_TO BE DONE_.
Extract every line from the records below that contains the word "常务副总经理".

_INPUT MATERIAL_.

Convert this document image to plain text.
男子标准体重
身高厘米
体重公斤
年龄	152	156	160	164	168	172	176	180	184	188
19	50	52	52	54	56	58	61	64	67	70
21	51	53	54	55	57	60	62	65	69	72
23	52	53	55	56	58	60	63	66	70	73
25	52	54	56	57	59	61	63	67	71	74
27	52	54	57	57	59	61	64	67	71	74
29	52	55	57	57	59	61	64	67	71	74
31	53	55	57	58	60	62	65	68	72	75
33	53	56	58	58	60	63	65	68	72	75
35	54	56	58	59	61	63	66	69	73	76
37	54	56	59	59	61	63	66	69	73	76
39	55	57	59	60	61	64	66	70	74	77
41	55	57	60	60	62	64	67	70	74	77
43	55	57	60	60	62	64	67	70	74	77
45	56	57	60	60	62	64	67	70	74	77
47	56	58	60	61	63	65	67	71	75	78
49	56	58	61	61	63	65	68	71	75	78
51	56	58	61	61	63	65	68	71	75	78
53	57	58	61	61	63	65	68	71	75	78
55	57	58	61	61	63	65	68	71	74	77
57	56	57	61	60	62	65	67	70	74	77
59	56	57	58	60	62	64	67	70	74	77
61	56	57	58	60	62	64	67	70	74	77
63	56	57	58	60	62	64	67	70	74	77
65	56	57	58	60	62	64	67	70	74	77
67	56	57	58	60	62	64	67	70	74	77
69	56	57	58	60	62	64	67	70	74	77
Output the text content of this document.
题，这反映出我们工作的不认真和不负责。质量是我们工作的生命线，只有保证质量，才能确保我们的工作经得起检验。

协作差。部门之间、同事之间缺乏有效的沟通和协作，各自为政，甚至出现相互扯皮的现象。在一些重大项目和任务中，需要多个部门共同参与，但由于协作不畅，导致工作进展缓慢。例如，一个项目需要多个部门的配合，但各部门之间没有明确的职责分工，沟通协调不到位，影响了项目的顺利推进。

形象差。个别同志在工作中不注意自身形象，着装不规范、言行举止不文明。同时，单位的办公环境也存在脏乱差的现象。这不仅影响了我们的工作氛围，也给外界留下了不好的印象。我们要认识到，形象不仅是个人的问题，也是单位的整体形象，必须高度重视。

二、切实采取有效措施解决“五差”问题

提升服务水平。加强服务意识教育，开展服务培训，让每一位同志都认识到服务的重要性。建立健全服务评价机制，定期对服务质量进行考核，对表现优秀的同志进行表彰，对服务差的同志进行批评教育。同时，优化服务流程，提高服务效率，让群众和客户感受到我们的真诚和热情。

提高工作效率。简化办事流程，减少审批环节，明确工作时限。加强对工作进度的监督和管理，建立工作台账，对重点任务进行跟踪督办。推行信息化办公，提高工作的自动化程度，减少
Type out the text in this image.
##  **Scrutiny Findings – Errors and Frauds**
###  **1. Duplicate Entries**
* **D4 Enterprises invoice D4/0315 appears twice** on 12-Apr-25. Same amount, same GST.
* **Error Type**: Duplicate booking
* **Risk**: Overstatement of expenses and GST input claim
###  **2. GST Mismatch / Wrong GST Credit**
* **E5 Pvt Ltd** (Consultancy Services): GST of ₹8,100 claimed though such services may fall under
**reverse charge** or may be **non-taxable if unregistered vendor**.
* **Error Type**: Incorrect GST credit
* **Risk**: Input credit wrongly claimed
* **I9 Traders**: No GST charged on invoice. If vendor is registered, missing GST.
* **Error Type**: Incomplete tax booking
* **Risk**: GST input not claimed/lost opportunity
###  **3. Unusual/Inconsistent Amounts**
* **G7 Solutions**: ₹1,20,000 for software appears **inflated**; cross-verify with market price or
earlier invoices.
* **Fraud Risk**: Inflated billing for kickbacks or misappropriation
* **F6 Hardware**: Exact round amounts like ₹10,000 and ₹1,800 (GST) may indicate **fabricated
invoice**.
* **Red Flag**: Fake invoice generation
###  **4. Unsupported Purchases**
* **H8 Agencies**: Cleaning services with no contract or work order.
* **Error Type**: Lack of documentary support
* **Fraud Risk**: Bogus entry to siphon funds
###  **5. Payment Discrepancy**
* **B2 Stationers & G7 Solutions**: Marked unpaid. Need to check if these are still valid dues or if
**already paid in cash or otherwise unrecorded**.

* * *

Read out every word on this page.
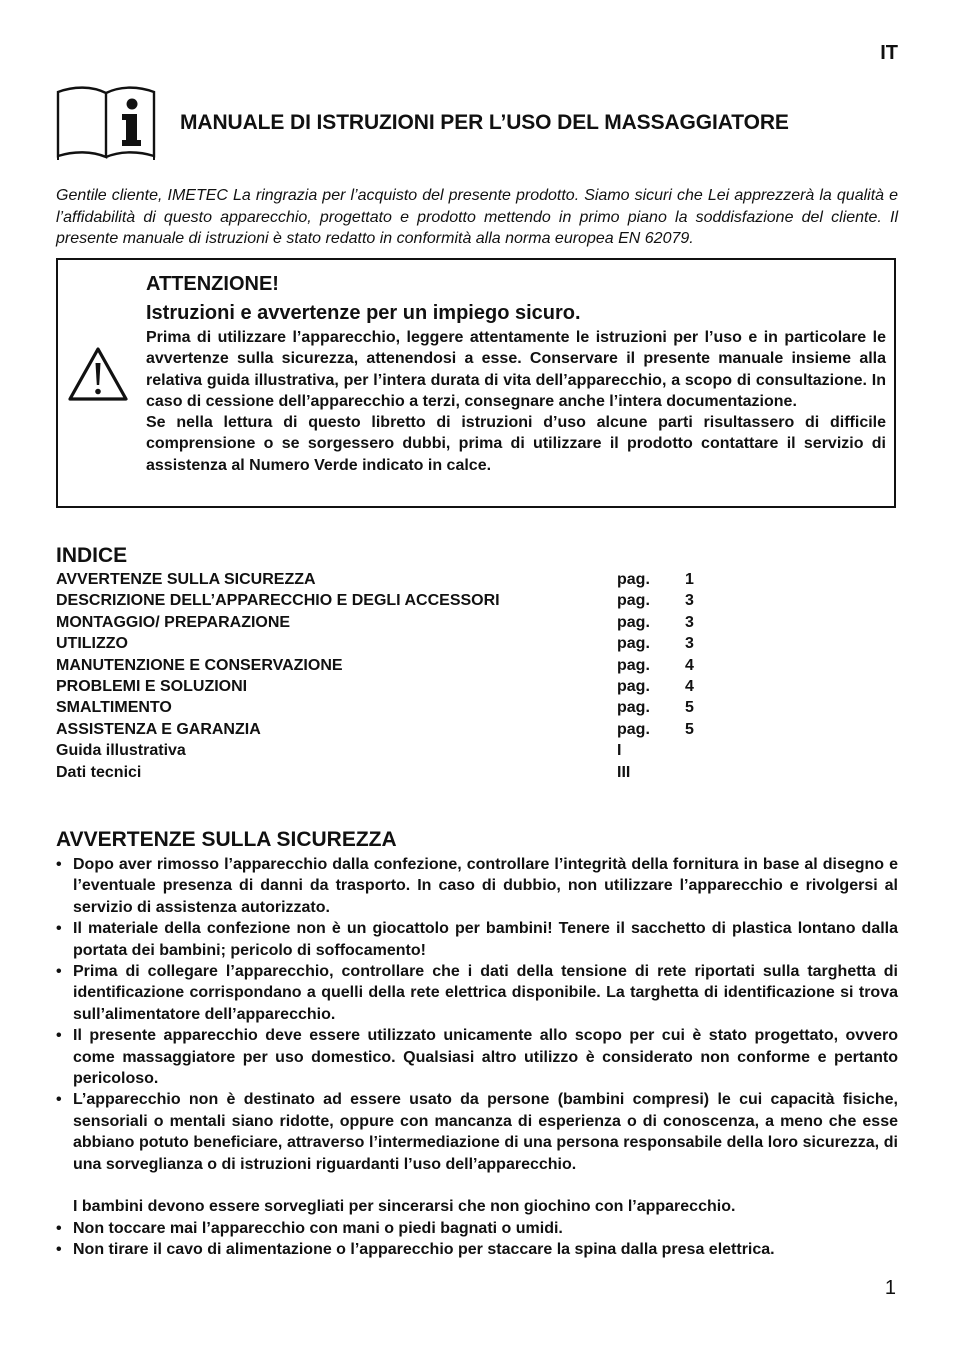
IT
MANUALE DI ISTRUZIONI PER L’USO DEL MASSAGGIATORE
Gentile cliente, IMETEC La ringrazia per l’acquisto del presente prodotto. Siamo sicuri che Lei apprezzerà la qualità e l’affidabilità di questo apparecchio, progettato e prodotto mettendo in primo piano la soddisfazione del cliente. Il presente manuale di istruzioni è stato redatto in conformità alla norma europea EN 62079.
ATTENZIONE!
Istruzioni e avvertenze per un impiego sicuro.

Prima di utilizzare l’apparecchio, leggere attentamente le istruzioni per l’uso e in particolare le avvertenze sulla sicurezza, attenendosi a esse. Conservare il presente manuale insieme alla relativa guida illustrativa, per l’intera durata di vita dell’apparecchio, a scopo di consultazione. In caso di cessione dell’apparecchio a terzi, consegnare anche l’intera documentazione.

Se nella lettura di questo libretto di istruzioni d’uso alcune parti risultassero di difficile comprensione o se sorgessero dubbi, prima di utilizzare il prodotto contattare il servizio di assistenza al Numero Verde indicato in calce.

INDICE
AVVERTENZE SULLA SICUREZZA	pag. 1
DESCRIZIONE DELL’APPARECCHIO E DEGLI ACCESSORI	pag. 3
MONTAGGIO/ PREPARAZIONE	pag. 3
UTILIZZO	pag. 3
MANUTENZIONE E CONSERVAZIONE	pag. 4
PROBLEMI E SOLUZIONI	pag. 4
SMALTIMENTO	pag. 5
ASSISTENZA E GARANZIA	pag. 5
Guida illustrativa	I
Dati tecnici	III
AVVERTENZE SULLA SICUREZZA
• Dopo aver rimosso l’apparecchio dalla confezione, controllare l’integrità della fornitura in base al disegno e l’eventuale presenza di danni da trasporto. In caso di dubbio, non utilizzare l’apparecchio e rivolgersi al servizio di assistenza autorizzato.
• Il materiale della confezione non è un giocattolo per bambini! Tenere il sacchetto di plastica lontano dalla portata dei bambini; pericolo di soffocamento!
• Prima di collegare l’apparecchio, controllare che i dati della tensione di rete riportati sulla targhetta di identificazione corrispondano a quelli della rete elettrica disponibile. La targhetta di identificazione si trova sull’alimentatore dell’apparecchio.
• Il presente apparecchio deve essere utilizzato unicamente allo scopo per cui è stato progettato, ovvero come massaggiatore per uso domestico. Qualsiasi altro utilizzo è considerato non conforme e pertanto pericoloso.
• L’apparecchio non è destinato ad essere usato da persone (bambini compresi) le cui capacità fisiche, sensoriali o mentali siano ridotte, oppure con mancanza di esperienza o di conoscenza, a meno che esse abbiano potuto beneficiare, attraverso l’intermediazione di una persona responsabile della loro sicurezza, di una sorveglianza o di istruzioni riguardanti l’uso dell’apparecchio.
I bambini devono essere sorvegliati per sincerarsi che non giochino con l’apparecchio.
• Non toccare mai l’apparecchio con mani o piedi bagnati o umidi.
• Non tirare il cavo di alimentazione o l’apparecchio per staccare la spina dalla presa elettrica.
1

* * *

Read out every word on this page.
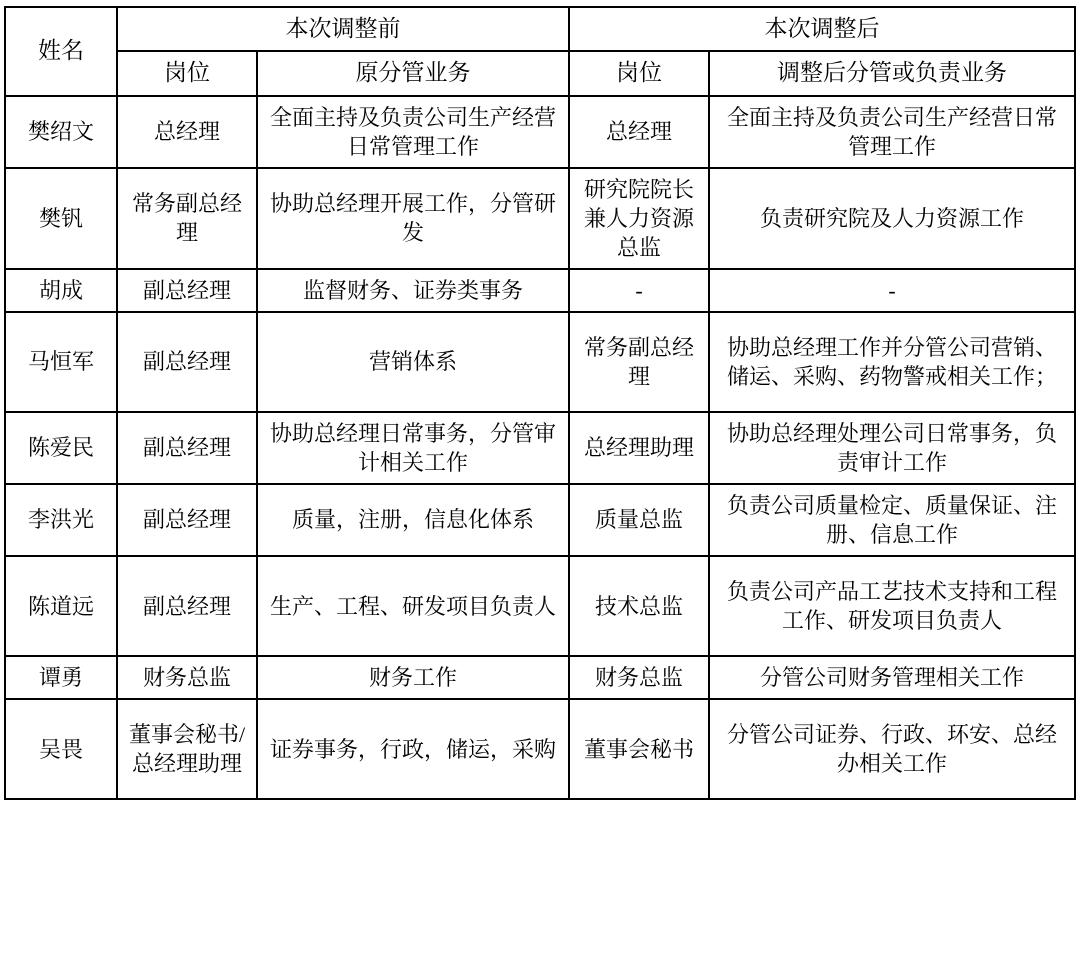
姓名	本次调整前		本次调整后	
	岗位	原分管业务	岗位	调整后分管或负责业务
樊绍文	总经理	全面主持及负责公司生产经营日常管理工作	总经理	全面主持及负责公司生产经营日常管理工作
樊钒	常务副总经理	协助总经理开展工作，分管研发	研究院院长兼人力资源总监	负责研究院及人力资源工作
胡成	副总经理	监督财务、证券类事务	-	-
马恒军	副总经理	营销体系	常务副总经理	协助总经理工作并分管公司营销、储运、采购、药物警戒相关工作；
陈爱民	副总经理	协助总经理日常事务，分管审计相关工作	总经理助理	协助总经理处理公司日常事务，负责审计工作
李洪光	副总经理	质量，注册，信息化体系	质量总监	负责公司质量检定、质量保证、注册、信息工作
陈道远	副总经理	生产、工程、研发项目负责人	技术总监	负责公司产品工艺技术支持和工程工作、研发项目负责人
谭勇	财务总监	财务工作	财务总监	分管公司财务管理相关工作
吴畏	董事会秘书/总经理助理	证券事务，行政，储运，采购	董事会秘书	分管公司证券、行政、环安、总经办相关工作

_SOLUTION_.
樊钒	常务副总经理	协助总经理开展工作，分管研发	研究院院长兼人力资源总监	负责研究院及人力资源工作
马恒军	副总经理	营销体系	常务副总经理	协助总经理工作并分管公司营销、储运、采购、药物警戒相关工作；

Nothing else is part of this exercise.